* _Exercise prompt_
Reproduce each line from the records that holds "světě".

* _Supplied records_
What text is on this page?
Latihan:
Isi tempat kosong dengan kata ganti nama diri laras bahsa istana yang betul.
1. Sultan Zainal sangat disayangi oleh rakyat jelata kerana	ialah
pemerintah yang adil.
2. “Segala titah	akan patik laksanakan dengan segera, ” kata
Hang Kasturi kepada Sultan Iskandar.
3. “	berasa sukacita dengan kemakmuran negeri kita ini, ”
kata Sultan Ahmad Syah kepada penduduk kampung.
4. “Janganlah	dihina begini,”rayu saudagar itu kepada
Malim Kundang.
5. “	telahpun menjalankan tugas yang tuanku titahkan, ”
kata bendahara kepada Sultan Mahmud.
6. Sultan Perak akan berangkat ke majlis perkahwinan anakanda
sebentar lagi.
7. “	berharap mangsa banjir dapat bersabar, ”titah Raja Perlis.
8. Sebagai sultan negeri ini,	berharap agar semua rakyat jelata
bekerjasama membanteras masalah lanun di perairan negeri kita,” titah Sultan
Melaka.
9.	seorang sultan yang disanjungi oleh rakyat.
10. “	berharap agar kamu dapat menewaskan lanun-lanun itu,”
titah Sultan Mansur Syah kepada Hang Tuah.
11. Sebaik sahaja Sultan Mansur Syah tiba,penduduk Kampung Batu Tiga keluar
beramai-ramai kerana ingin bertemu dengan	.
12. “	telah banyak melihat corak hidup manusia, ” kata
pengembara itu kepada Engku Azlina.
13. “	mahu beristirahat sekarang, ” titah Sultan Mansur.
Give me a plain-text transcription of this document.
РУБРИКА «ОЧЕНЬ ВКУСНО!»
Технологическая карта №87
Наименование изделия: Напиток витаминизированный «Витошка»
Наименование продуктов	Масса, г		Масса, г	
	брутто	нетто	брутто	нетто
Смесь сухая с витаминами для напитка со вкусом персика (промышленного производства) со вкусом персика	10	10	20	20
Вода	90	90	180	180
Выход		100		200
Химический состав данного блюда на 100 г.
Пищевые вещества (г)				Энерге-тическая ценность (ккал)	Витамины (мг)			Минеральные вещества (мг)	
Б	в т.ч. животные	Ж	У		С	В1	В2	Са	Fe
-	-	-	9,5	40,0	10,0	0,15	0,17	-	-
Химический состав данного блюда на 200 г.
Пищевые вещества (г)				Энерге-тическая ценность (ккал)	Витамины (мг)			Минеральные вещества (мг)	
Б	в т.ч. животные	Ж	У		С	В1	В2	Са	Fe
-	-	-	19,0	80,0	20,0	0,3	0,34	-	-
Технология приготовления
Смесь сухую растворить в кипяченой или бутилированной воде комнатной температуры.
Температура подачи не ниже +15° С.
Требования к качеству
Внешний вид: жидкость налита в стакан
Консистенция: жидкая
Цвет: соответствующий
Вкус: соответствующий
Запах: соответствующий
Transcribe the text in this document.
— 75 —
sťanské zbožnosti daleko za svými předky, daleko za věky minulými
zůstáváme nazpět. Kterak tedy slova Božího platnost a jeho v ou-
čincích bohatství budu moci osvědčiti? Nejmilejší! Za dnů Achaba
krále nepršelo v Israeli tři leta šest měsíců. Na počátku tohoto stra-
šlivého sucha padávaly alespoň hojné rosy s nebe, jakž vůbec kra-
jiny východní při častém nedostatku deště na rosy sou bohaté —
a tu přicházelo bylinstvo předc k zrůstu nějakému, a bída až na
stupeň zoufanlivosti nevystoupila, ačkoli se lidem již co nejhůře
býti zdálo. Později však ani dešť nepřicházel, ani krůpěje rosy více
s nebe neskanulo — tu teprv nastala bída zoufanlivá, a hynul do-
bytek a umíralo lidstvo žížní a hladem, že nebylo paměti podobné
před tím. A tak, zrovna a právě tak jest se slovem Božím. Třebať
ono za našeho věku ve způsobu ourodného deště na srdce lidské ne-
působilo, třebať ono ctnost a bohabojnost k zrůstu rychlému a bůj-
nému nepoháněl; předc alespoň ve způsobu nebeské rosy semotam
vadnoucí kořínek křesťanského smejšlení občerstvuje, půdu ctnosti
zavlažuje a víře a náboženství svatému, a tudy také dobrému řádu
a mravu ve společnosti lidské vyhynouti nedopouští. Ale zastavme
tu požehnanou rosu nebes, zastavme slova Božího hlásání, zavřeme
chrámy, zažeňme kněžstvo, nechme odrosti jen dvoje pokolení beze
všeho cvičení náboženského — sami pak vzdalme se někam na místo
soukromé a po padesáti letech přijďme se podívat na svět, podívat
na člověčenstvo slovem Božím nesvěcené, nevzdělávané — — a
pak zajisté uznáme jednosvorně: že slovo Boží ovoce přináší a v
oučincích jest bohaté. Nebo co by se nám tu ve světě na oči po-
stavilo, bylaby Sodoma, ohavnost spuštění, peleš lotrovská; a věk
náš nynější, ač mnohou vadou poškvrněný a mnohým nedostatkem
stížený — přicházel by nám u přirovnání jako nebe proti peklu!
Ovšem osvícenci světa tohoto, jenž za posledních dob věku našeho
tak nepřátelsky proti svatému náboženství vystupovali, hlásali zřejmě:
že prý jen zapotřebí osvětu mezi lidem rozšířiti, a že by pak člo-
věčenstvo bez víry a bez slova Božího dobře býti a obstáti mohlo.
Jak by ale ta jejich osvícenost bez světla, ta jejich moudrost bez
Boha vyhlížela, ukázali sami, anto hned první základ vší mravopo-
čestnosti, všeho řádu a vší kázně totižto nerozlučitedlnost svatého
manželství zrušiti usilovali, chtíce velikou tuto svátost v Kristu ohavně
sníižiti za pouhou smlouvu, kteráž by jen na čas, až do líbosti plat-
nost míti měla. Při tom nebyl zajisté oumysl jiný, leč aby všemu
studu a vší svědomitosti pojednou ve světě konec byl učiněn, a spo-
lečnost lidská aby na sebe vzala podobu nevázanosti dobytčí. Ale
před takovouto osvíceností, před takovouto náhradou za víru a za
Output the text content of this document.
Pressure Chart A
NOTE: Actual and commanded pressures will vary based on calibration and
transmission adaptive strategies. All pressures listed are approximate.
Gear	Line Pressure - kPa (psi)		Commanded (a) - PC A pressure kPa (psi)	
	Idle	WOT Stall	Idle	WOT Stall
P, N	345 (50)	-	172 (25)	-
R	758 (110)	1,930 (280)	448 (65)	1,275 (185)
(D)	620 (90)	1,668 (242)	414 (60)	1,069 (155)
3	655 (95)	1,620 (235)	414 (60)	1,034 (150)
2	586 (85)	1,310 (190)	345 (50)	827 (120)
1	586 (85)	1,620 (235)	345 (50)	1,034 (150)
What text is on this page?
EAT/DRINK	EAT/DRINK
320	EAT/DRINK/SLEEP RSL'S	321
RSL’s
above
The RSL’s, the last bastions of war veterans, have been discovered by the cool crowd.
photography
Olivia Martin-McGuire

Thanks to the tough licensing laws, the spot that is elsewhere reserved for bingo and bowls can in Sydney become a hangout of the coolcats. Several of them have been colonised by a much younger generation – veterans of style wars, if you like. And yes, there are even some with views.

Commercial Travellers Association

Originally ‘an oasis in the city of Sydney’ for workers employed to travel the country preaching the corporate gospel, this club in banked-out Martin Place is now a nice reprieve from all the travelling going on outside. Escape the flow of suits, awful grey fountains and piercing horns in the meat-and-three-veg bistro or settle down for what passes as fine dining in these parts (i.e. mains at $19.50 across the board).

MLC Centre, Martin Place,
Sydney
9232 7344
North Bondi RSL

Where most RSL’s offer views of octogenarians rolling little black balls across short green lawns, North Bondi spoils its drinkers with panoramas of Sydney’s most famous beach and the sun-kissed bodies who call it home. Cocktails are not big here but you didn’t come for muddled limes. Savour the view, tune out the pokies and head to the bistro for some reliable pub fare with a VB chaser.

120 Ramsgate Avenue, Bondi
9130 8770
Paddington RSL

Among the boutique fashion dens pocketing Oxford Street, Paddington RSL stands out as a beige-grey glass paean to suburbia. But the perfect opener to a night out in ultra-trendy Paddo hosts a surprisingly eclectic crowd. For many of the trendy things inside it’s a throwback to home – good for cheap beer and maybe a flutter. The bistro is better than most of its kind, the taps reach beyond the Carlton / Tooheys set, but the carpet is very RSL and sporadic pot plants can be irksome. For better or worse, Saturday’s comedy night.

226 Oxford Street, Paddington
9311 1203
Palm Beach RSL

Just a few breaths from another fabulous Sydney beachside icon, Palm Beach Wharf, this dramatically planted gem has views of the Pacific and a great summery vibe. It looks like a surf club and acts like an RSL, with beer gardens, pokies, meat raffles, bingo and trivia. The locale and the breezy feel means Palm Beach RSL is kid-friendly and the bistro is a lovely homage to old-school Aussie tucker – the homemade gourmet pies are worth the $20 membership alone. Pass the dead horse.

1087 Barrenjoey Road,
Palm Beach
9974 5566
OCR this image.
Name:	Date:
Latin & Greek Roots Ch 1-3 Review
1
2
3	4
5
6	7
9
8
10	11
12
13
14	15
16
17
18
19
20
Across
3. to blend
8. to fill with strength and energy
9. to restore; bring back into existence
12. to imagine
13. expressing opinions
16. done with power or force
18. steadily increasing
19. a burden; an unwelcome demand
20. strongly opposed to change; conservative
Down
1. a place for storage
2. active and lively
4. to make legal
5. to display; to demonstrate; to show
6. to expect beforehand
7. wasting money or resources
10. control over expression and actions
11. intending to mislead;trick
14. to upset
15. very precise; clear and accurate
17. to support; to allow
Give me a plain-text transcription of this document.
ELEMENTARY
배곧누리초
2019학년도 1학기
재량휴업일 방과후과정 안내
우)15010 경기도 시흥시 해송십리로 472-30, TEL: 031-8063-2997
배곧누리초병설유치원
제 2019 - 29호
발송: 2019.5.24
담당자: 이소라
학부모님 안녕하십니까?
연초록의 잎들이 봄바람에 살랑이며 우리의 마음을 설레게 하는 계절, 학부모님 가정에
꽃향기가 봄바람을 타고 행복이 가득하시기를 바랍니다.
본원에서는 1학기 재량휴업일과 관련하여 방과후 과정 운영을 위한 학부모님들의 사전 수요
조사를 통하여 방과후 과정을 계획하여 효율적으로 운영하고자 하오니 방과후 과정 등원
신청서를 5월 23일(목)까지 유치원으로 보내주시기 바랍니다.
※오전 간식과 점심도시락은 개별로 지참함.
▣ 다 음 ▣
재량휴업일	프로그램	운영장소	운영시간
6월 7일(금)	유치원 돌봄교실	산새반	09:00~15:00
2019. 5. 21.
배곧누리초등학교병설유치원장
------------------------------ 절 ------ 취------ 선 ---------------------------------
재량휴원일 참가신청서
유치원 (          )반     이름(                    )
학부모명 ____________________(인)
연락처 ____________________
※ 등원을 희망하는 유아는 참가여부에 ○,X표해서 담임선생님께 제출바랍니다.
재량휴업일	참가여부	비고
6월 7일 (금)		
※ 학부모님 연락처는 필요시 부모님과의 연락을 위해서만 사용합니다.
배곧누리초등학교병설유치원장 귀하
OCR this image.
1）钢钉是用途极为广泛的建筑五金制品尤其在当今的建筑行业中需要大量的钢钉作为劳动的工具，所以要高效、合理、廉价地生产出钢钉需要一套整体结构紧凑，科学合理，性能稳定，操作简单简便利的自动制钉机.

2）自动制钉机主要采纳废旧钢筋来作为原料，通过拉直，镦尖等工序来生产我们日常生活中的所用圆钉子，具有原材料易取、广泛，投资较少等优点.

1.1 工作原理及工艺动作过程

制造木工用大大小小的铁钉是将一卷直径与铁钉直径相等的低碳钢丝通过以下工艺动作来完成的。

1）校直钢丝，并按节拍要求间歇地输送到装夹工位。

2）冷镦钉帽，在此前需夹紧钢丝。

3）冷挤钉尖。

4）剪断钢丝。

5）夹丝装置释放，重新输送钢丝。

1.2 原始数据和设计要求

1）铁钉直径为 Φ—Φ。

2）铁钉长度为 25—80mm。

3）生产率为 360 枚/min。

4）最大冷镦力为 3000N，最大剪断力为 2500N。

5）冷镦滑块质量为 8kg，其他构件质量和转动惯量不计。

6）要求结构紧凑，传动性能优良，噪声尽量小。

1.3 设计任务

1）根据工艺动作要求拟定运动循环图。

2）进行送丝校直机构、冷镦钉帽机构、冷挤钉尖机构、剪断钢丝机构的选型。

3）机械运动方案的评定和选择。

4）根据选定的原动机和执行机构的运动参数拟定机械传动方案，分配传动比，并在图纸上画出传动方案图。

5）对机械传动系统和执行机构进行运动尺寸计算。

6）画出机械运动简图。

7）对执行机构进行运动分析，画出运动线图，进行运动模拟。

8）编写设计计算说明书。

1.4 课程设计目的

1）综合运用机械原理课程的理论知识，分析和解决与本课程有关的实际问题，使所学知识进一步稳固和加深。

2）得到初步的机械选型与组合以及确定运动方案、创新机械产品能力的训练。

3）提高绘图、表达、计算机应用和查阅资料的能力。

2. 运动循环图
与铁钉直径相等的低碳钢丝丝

* _Result_
oučincích jest bohaté. Nebo co by se nám tu ve světě na oči po-
studu a vší svědomitosti pojednou ve světě konec byl učiněn, a spo-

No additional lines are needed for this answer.